RECORDED INFORMATION =
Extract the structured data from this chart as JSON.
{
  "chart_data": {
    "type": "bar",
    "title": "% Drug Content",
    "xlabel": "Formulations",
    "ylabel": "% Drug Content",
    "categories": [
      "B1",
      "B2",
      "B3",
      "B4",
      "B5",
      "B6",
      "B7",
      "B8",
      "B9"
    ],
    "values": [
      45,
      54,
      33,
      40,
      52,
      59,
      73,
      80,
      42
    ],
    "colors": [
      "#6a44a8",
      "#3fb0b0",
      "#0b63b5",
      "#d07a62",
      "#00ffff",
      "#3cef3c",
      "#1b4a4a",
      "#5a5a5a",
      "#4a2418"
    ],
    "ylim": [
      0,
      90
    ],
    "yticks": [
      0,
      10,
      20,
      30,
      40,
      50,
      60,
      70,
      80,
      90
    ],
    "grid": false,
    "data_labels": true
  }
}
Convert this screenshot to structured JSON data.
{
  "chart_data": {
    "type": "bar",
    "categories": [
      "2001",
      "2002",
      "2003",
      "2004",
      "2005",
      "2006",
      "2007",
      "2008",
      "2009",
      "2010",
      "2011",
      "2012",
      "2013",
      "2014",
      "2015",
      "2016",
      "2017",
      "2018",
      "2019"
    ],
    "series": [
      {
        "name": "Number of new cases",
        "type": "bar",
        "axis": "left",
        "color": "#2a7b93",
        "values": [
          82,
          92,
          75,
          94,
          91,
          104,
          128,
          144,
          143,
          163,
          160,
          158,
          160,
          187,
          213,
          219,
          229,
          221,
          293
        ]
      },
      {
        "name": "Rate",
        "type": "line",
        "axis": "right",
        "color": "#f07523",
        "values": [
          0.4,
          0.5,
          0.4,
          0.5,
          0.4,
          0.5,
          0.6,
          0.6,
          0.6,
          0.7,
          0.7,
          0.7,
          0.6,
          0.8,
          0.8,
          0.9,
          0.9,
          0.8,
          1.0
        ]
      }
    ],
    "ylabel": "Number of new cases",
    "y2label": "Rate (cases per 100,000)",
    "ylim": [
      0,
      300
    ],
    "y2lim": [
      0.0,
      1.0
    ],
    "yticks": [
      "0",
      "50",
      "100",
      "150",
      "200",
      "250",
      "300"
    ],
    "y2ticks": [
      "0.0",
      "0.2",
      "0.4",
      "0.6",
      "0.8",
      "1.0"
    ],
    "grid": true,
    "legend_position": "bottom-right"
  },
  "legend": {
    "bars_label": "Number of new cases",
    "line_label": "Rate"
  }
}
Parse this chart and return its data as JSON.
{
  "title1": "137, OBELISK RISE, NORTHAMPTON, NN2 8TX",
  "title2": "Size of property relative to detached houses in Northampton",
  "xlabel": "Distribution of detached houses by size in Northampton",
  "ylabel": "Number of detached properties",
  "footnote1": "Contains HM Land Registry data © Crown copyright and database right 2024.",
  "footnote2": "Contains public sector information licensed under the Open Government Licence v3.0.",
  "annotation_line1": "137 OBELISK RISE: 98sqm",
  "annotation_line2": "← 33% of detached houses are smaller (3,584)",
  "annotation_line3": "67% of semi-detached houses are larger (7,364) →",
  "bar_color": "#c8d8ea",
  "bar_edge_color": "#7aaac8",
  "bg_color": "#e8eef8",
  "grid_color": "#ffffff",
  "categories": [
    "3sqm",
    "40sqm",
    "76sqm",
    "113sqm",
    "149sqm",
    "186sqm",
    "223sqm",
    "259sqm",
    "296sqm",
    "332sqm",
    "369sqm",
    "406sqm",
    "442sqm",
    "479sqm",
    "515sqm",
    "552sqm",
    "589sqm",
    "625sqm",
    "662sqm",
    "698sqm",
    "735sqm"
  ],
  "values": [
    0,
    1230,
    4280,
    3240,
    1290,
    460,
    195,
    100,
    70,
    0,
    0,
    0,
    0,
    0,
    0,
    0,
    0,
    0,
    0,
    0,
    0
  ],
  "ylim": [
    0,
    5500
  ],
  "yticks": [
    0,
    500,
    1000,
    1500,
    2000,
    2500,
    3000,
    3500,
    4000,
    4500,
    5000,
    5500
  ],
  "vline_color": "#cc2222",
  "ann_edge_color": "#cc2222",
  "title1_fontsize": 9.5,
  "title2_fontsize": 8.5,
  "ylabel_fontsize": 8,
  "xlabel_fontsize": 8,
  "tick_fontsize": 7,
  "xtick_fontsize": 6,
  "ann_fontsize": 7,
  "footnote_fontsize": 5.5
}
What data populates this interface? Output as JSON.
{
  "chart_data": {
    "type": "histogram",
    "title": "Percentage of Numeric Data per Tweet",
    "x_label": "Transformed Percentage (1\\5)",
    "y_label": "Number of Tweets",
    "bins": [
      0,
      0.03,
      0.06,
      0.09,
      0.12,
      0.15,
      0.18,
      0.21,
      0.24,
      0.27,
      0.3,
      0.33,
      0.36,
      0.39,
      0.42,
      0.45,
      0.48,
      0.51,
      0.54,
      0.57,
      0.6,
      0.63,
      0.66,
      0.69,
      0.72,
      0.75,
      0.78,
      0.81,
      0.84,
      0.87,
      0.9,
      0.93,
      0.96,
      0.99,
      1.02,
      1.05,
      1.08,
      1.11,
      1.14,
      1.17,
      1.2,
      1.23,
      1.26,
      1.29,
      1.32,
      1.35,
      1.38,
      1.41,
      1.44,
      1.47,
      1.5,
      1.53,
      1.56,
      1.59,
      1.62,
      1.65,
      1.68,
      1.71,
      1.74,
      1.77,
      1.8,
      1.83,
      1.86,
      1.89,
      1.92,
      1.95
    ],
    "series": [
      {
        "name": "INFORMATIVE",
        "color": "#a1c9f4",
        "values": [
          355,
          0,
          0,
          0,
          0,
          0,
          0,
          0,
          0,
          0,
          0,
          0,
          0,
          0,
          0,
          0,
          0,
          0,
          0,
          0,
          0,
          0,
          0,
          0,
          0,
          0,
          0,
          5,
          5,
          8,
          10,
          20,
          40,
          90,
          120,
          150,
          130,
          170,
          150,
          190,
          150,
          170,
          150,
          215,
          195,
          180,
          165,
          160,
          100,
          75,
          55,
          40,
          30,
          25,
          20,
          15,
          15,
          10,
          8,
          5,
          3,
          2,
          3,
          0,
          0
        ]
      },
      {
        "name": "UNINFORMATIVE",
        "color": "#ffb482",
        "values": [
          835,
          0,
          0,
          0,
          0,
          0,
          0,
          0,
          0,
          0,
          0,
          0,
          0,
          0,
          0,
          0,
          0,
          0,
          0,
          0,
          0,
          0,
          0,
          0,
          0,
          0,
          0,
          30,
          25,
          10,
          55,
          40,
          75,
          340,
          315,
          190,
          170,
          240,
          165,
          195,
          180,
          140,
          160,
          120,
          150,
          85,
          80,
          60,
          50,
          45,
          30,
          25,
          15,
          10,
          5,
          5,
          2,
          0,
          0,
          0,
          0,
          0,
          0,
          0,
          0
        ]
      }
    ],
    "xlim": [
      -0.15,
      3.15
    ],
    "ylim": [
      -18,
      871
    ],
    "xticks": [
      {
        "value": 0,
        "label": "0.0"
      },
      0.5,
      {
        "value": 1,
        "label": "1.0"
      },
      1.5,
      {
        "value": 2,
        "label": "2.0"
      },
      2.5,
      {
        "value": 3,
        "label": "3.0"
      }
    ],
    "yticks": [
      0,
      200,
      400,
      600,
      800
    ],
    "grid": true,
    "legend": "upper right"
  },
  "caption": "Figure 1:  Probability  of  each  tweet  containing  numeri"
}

WRITTEN REQUEST =
Retype the records above exactly.

WORKED ANSWER =
Extract the structured data from this chart as JSON.
{
  "chart_data": {
    "type": "bar",
    "title": "% Drug Content",
    "xlabel": "Formulations",
    "ylabel": "% Drug Content",
    "categories": [
      "B1",
      "B2",
      "B3",
      "B4",
      "B5",
      "B6",
      "B7",
      "B8",
      "B9"
    ],
    "values": [
      45,
      54,
      33,
      40,
      52,
      59,
      73,
      80,
      42
    ],
    "colors": [
      "#6a44a8",
      "#3fb0b0",
      "#0b63b5",
      "#d07a62",
      "#00ffff",
      "#3cef3c",
      "#1b4a4a",
      "#5a5a5a",
      "#4a2418"
    ],
    "ylim": [
      0,
      90
    ],
    "yticks": [
      0,
      10,
      20,
      30,
      40,
      50,
      60,
      70,
      80,
      90
    ],
    "grid": false,
    "data_labels": true
  }
}
Convert this screenshot to structured JSON data.
{
  "chart_data": {
    "type": "bar",
    "categories": [
      "2001",
      "2002",
      "2003",
      "2004",
      "2005",
      "2006",
      "2007",
      "2008",
      "2009",
      "2010",
      "2011",
      "2012",
      "2013",
      "2014",
      "2015",
      "2016",
      "2017",
      "2018",
      "2019"
    ],
    "series": [
      {
        "name": "Number of new cases",
        "type": "bar",
        "axis": "left",
        "color": "#2a7b93",
        "values": [
          82,
          92,
          75,
          94,
          91,
          104,
          128,
          144,
          143,
          163,
          160,
          158,
          160,
          187,
          213,
          219,
          229,
          221,
          293
        ]
      },
      {
        "name": "Rate",
        "type": "line",
        "axis": "right",
        "color": "#f07523",
        "values": [
          0.4,
          0.5,
          0.4,
          0.5,
          0.4,
          0.5,
          0.6,
          0.6,
          0.6,
          0.7,
          0.7,
          0.7,
          0.6,
          0.8,
          0.8,
          0.9,
          0.9,
          0.8,
          1.0
        ]
      }
    ],
    "ylabel": "Number of new cases",
    "y2label": "Rate (cases per 100,000)",
    "ylim": [
      0,
      300
    ],
    "y2lim": [
      0.0,
      1.0
    ],
    "yticks": [
      "0",
      "50",
      "100",
      "150",
      "200",
      "250",
      "300"
    ],
    "y2ticks": [
      "0.0",
      "0.2",
      "0.4",
      "0.6",
      "0.8",
      "1.0"
    ],
    "grid": true,
    "legend_position": "bottom-right"
  },
  "legend": {
    "bars_label": "Number of new cases",
    "line_label": "Rate"
  }
}
Parse this chart and return its data as JSON.
{
  "title1": "137, OBELISK RISE, NORTHAMPTON, NN2 8TX",
  "title2": "Size of property relative to detached houses in Northampton",
  "xlabel": "Distribution of detached houses by size in Northampton",
  "ylabel": "Number of detached properties",
  "footnote1": "Contains HM Land Registry data © Crown copyright and database right 2024.",
  "footnote2": "Contains public sector information licensed under the Open Government Licence v3.0.",
  "annotation_line1": "137 OBELISK RISE: 98sqm",
  "annotation_line2": "← 33% of detached houses are smaller (3,584)",
  "annotation_line3": "67% of semi-detached houses are larger (7,364) →",
  "bar_color": "#c8d8ea",
  "bar_edge_color": "#7aaac8",
  "bg_color": "#e8eef8",
  "grid_color": "#ffffff",
  "categories": [
    "3sqm",
    "40sqm",
    "76sqm",
    "113sqm",
    "149sqm",
    "186sqm",
    "223sqm",
    "259sqm",
    "296sqm",
    "332sqm",
    "369sqm",
    "406sqm",
    "442sqm",
    "479sqm",
    "515sqm",
    "552sqm",
    "589sqm",
    "625sqm",
    "662sqm",
    "698sqm",
    "735sqm"
  ],
  "values": [
    0,
    1230,
    4280,
    3240,
    1290,
    460,
    195,
    100,
    70,
    0,
    0,
    0,
    0,
    0,
    0,
    0,
    0,
    0,
    0,
    0,
    0
  ],
  "ylim": [
    0,
    5500
  ],
  "yticks": [
    0,
    500,
    1000,
    1500,
    2000,
    2500,
    3000,
    3500,
    4000,
    4500,
    5000,
    5500
  ],
  "vline_color": "#cc2222",
  "ann_edge_color": "#cc2222",
  "title1_fontsize": 9.5,
  "title2_fontsize": 8.5,
  "ylabel_fontsize": 8,
  "xlabel_fontsize": 8,
  "tick_fontsize": 7,
  "xtick_fontsize": 6,
  "ann_fontsize": 7,
  "footnote_fontsize": 5.5
}
What data populates this interface? Output as JSON.
{
  "chart_data": {
    "type": "histogram",
    "title": "Percentage of Numeric Data per Tweet",
    "x_label": "Transformed Percentage (1\\5)",
    "y_label": "Number of Tweets",
    "bins": [
      0,
      0.03,
      0.06,
      0.09,
      0.12,
      0.15,
      0.18,
      0.21,
      0.24,
      0.27,
      0.3,
      0.33,
      0.36,
      0.39,
      0.42,
      0.45,
      0.48,
      0.51,
      0.54,
      0.57,
      0.6,
      0.63,
      0.66,
      0.69,
      0.72,
      0.75,
      0.78,
      0.81,
      0.84,
      0.87,
      0.9,
      0.93,
      0.96,
      0.99,
      1.02,
      1.05,
      1.08,
      1.11,
      1.14,
      1.17,
      1.2,
      1.23,
      1.26,
      1.29,
      1.32,
      1.35,
      1.38,
      1.41,
      1.44,
      1.47,
      1.5,
      1.53,
      1.56,
      1.59,
      1.62,
      1.65,
      1.68,
      1.71,
      1.74,
      1.77,
      1.8,
      1.83,
      1.86,
      1.89,
      1.92,
      1.95
    ],
    "series": [
      {
        "name": "INFORMATIVE",
        "color": "#a1c9f4",
        "values": [
          355,
          0,
          0,
          0,
          0,
          0,
          0,
          0,
          0,
          0,
          0,
          0,
          0,
          0,
          0,
          0,
          0,
          0,
          0,
          0,
          0,
          0,
          0,
          0,
          0,
          0,
          0,
          5,
          5,
          8,
          10,
          20,
          40,
          90,
          120,
          150,
          130,
          170,
          150,
          190,
          150,
          170,
          150,
          215,
          195,
          180,
          165,
          160,
          100,
          75,
          55,
          40,
          30,
          25,
          20,
          15,
          15,
          10,
          8,
          5,
          3,
          2,
          3,
          0,
          0
        ]
      },
      {
        "name": "UNINFORMATIVE",
        "color": "#ffb482",
        "values": [
          835,
          0,
          0,
          0,
          0,
          0,
          0,
          0,
          0,
          0,
          0,
          0,
          0,
          0,
          0,
          0,
          0,
          0,
          0,
          0,
          0,
          0,
          0,
          0,
          0,
          0,
          0,
          30,
          25,
          10,
          55,
          40,
          75,
          340,
          315,
          190,
          170,
          240,
          165,
          195,
          180,
          140,
          160,
          120,
          150,
          85,
          80,
          60,
          50,
          45,
          30,
          25,
          15,
          10,
          5,
          5,
          2,
          0,
          0,
          0,
          0,
          0,
          0,
          0,
          0
        ]
      }
    ],
    "xlim": [
      -0.15,
      3.15
    ],
    "ylim": [
      -18,
      871
    ],
    "xticks": [
      {
        "value": 0,
        "label": "0.0"
      },
      0.5,
      {
        "value": 1,
        "label": "1.0"
      },
      1.5,
      {
        "value": 2,
        "label": "2.0"
      },
      2.5,
      {
        "value": 3,
        "label": "3.0"
      }
    ],
    "yticks": [
      0,
      200,
      400,
      600,
      800
    ],
    "grid": true,
    "legend": "upper right"
  },
  "caption": "Figure 1:  Probability  of  each  tweet  containing  numeri"
}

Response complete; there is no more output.